- _Brief_: Rewrite the material with every "x-tick-label" changed to "x-axis-label", keeping everything else the same and leaving out the pictures.

- _Records shown_:
* Begin *
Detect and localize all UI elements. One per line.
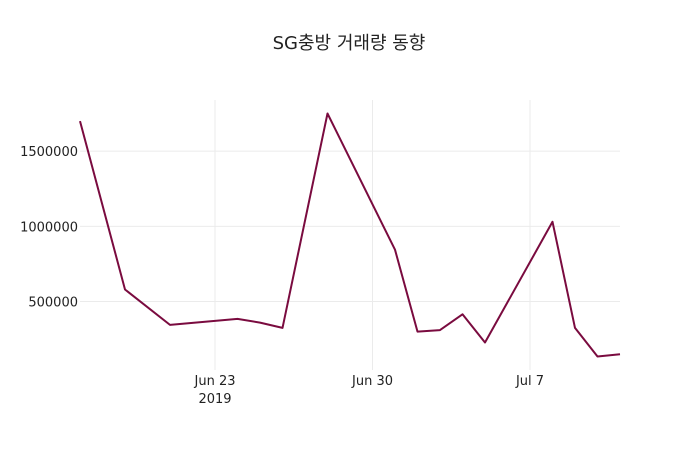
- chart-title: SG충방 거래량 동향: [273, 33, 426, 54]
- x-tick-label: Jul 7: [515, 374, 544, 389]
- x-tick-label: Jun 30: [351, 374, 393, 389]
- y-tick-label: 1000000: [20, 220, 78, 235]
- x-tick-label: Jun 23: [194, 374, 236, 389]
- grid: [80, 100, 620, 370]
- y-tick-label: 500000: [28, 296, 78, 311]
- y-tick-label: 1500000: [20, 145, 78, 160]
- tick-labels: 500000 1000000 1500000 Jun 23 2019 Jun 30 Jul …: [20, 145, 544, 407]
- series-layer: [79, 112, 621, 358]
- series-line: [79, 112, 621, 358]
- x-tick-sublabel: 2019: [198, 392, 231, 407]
* End *
- _Answer to the problem_:
Detect and localize all UI elements. One per line.
- chart-title: SG충방 거래량 동향: [273, 33, 426, 54]
- x-axis-label: Jul 7: [515, 374, 544, 389]
- x-axis-label: Jun 30: [351, 374, 393, 389]
- y-tick-label: 1000000: [20, 220, 78, 235]
- x-axis-label: Jun 23: [194, 374, 236, 389]
- grid: [80, 100, 620, 370]
- y-tick-label: 500000: [28, 296, 78, 311]
- y-tick-label: 1500000: [20, 145, 78, 160]
- tick-labels: 500000 1000000 1500000 Jun 23 2019 Jun 30 Jul …: [20, 145, 544, 407]
- series-layer: [79, 112, 621, 358]
- series-line: [79, 112, 621, 358]
- x-tick-sublabel: 2019: [198, 392, 231, 407]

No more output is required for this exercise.